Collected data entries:

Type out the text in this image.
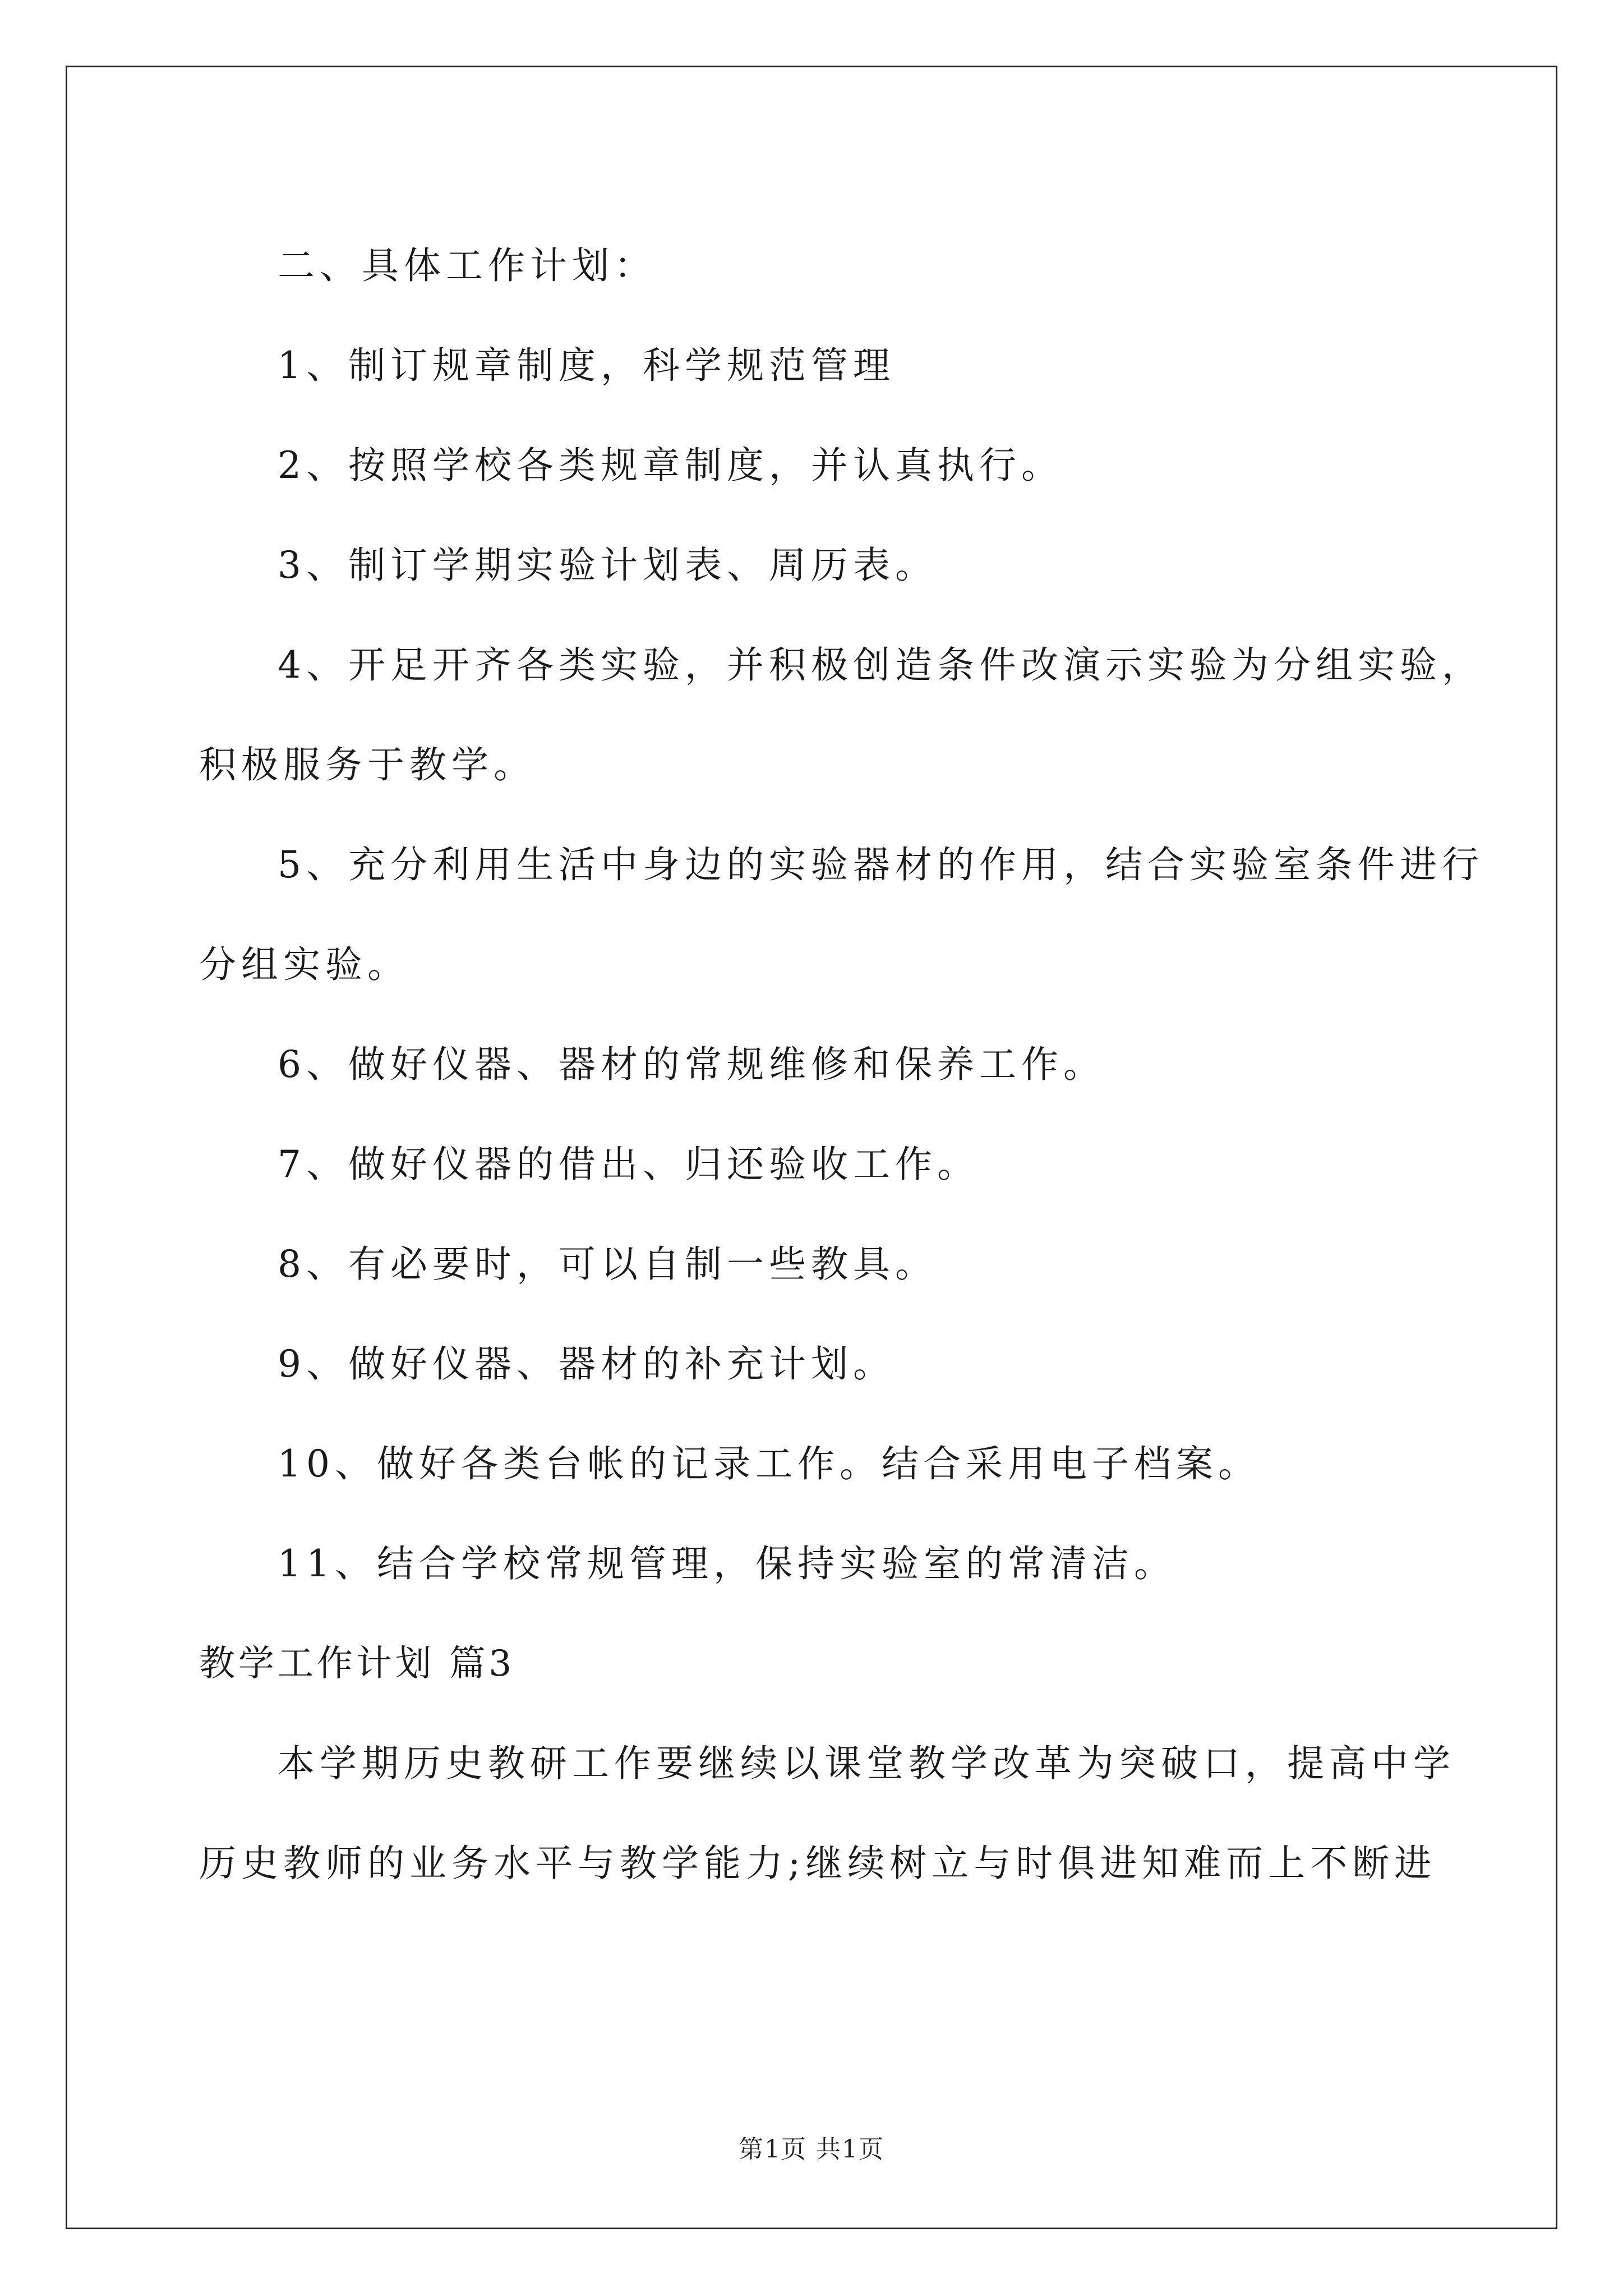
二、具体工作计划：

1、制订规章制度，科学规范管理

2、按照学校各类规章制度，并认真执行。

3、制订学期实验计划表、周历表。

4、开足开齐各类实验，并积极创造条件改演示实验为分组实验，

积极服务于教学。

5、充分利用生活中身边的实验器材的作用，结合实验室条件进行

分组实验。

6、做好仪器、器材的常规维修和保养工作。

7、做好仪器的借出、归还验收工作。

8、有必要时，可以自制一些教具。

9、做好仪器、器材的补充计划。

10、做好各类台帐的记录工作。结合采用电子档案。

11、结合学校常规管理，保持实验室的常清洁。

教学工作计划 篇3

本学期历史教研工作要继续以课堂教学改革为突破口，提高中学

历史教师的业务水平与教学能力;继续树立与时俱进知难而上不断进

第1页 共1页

...

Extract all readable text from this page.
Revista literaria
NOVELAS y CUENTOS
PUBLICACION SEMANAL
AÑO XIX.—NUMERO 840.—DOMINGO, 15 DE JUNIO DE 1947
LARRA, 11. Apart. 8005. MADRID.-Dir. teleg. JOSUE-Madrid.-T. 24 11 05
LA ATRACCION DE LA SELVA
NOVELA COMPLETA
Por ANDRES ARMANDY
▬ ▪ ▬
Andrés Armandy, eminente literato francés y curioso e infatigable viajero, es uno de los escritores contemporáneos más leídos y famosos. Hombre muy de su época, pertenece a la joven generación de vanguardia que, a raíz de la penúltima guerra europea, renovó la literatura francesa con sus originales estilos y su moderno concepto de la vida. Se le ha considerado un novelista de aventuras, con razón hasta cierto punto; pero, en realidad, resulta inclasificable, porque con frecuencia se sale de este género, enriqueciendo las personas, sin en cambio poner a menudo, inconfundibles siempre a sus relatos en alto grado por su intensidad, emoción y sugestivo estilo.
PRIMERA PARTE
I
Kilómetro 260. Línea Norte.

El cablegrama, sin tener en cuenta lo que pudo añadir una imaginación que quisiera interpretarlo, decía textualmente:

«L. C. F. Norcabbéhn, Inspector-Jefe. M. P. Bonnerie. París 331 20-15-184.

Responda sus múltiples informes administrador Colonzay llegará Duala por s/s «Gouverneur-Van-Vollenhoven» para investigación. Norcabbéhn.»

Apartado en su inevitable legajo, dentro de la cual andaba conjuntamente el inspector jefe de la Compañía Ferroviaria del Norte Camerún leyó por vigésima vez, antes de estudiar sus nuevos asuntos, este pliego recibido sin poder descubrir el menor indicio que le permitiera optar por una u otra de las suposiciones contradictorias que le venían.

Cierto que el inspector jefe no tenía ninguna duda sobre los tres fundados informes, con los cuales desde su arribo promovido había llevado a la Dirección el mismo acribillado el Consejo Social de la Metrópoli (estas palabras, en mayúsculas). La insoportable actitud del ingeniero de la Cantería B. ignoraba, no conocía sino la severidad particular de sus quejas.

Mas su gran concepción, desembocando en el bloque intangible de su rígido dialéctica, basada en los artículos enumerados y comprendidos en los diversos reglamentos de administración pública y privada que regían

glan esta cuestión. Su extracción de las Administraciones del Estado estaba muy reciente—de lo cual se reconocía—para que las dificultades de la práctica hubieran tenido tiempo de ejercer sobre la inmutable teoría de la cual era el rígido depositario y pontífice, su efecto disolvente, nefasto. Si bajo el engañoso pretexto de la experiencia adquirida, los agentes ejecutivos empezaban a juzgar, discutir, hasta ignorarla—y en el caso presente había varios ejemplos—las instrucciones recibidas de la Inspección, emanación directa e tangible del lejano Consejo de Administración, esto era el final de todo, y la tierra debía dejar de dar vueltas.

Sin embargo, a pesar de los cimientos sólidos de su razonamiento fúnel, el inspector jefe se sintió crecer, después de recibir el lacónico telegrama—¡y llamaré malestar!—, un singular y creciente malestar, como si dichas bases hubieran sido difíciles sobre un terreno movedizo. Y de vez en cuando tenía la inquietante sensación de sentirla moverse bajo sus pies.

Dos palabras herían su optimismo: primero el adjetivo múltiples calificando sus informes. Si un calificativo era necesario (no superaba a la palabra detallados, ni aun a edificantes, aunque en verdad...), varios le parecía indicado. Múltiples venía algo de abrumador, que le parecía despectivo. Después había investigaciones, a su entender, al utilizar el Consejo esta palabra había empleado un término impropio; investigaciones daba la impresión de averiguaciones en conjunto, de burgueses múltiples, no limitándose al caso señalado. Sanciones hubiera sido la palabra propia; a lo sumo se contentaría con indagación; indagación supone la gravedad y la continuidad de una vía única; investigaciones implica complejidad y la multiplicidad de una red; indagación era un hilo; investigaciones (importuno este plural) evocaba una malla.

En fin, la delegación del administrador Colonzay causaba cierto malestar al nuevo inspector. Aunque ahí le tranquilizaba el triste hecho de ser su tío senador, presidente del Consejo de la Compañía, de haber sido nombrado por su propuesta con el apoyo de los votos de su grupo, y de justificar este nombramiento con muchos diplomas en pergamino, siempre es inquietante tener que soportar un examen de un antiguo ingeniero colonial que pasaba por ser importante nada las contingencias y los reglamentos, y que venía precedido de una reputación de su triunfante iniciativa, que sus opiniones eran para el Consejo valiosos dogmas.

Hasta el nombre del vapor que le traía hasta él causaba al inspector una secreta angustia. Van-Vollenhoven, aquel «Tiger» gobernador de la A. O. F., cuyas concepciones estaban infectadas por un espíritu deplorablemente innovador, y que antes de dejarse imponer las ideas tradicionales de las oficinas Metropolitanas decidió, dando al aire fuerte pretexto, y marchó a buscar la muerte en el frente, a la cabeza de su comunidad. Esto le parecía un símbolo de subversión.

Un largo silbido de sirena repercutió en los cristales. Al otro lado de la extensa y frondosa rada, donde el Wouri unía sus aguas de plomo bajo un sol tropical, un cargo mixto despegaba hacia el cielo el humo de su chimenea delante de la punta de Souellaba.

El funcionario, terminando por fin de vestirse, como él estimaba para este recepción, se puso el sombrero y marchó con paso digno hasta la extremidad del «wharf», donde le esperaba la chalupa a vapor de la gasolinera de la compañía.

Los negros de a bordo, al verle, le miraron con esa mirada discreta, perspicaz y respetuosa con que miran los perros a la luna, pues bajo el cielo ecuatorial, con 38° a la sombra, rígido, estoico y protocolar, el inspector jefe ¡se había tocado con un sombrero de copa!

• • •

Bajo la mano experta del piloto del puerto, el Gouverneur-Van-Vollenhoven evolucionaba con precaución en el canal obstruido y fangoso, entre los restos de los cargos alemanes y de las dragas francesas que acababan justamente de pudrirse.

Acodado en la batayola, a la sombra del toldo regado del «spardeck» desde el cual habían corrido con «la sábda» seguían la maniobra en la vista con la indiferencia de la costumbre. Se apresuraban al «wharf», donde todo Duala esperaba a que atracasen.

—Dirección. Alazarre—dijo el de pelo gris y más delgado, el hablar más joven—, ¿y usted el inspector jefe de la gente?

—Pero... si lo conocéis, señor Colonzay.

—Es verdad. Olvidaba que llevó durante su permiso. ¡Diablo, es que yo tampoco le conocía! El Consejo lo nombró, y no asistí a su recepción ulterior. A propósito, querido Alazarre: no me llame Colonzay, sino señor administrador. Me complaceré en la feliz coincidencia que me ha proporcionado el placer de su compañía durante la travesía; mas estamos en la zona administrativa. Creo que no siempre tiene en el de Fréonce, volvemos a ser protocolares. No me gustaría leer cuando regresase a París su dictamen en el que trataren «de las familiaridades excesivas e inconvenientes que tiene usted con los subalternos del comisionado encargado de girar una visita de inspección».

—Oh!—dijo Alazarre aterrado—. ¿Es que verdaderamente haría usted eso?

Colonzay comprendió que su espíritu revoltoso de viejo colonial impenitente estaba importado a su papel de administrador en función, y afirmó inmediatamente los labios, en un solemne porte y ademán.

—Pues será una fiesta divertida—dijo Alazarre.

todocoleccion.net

...

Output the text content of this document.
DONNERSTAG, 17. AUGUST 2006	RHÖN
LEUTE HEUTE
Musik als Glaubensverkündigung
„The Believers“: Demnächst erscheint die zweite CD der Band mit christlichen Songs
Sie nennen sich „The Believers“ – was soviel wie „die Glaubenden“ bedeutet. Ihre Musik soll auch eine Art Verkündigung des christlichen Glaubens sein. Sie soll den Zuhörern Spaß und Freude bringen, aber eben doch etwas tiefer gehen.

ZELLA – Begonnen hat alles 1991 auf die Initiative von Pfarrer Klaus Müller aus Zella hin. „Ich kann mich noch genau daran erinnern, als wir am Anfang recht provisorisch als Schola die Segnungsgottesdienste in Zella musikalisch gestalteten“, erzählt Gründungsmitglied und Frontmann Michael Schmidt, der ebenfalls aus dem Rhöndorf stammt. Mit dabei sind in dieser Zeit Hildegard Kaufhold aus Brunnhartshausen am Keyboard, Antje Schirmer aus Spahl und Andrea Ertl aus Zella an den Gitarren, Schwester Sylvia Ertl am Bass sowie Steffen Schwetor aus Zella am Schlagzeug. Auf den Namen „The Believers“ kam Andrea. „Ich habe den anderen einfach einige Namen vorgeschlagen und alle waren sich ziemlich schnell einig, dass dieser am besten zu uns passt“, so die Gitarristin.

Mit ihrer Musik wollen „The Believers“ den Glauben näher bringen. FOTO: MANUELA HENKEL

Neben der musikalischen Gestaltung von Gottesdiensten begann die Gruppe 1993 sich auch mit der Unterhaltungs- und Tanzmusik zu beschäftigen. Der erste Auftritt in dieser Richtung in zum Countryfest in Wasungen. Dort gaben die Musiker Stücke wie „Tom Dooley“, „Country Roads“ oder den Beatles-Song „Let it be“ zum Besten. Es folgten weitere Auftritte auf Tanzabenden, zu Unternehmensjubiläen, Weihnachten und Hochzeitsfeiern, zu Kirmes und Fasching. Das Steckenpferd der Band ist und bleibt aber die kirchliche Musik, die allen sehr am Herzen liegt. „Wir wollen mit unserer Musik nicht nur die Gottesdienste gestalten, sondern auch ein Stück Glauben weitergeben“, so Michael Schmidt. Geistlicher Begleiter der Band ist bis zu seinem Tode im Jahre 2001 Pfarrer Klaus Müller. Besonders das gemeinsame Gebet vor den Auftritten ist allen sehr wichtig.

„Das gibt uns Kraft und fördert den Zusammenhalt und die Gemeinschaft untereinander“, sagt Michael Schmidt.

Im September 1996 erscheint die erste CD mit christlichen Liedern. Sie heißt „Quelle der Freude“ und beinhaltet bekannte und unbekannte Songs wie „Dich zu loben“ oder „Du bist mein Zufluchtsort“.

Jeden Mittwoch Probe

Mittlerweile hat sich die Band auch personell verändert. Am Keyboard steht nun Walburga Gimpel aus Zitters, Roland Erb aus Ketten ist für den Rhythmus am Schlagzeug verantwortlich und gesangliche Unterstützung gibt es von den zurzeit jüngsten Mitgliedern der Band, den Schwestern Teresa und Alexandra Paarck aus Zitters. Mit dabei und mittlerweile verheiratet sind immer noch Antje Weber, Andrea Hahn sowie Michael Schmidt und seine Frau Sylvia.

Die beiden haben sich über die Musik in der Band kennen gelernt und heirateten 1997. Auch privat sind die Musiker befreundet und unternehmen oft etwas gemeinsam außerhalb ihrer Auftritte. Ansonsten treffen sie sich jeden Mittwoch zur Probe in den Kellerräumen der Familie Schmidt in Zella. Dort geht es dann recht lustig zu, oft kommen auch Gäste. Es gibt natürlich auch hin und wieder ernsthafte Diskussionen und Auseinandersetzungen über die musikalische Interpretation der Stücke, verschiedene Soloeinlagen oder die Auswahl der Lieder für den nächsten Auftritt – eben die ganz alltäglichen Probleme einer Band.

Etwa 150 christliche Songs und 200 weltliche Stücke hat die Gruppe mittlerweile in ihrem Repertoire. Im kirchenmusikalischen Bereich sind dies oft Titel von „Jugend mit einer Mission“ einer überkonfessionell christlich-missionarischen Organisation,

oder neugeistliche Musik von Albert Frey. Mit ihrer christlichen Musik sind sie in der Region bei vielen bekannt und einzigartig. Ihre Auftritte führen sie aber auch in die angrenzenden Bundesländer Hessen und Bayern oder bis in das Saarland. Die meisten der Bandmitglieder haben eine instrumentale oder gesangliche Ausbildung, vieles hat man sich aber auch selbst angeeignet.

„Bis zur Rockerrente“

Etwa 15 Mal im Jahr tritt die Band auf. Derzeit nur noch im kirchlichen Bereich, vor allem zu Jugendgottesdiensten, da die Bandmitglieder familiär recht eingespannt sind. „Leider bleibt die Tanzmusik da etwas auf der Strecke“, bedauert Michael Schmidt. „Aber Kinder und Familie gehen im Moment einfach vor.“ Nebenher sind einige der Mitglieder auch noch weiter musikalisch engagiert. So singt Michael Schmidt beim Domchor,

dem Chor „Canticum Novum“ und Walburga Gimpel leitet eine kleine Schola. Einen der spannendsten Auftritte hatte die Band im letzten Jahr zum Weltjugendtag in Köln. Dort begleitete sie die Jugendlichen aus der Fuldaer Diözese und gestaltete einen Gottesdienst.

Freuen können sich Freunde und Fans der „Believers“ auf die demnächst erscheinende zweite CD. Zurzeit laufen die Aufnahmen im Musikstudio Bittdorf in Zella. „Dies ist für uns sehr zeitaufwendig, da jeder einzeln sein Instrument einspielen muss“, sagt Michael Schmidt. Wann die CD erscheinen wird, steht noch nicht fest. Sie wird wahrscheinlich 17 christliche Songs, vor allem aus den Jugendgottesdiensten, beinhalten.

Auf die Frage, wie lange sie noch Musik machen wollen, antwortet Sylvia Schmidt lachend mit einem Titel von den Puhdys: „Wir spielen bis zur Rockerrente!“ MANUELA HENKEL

-- Given request --
Report how many lines of the listing hold the word "Rockerrente", with nothing but the number.

-- Exercise answer --
2